>> Start

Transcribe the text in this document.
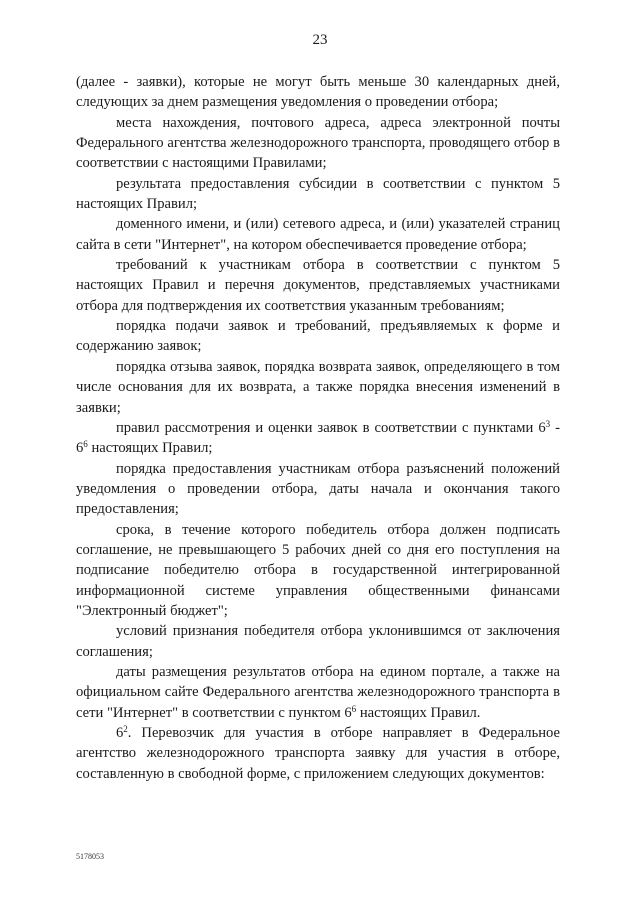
23

(далее - заявки), которые не могут быть меньше 30 календарных дней, следующих за днем размещения уведомления о проведении отбора;

места нахождения, почтового адреса, адреса электронной почты Федерального агентства железнодорожного транспорта, проводящего отбор в соответствии с настоящими Правилами;

результата предоставления субсидии в соответствии с пунктом 5 настоящих Правил;

доменного имени, и (или) сетевого адреса, и (или) указателей страниц сайта в сети "Интернет", на котором обеспечивается проведение отбора;

требований к участникам отбора в соответствии с пунктом 5 настоящих Правил и перечня документов, представляемых участниками отбора для подтверждения их соответствия указанным требованиям;

порядка подачи заявок и требований, предъявляемых к форме и содержанию заявок;

порядка отзыва заявок, порядка возврата заявок, определяющего в том числе основания для их возврата, а также порядка внесения изменений в заявки;

правил рассмотрения и оценки заявок в соответствии с пунктами $6^3 - 6^6$ настоящих Правил;

порядка предоставления участникам отбора разъяснений положений уведомления о проведении отбора, даты начала и окончания такого предоставления;

срока, в течение которого победитель отбора должен подписать соглашение, не превышающего 5 рабочих дней со дня его поступления на подписание победителю отбора в государственной интегрированной информационной системе управления общественными финансами "Электронный бюджет";

условий признания победителя отбора уклонившимся от заключения соглашения;

даты размещения результатов отбора на едином портале, а также на официальном сайте Федерального агентства железнодорожного транспорта в сети "Интернет" в соответствии с пунктом $6^6$ настоящих Правил.

$6^2$. Перевозчик для участия в отборе направляет в Федеральное агентство железнодорожного транспорта заявку для участия в отборе, составленную в свободной форме, с приложением следующих документов:

5178053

>> End

**Objective**
Give every line back word for word and leave the pictures out.

**Response to this exercise**
Transcribe the text in this document.
23

(далее - заявки), которые не могут быть меньше 30 календарных дней, следующих за днем размещения уведомления о проведении отбора;

места нахождения, почтового адреса, адреса электронной почты Федерального агентства железнодорожного транспорта, проводящего отбор в соответствии с настоящими Правилами;

результата предоставления субсидии в соответствии с пунктом 5 настоящих Правил;

доменного имени, и (или) сетевого адреса, и (или) указателей страниц сайта в сети "Интернет", на котором обеспечивается проведение отбора;

требований к участникам отбора в соответствии с пунктом 5 настоящих Правил и перечня документов, представляемых участниками отбора для подтверждения их соответствия указанным требованиям;

порядка подачи заявок и требований, предъявляемых к форме и содержанию заявок;

порядка отзыва заявок, порядка возврата заявок, определяющего в том числе основания для их возврата, а также порядка внесения изменений в заявки;

правил рассмотрения и оценки заявок в соответствии с пунктами $6^3 - 6^6$ настоящих Правил;

порядка предоставления участникам отбора разъяснений положений уведомления о проведении отбора, даты начала и окончания такого предоставления;

срока, в течение которого победитель отбора должен подписать соглашение, не превышающего 5 рабочих дней со дня его поступления на подписание победителю отбора в государственной интегрированной информационной системе управления общественными финансами "Электронный бюджет";

условий признания победителя отбора уклонившимся от заключения соглашения;

даты размещения результатов отбора на едином портале, а также на официальном сайте Федерального агентства железнодорожного транспорта в сети "Интернет" в соответствии с пунктом $6^6$ настоящих Правил.

$6^2$. Перевозчик для участия в отборе направляет в Федеральное агентство железнодорожного транспорта заявку для участия в отборе, составленную в свободной форме, с приложением следующих документов:

5178053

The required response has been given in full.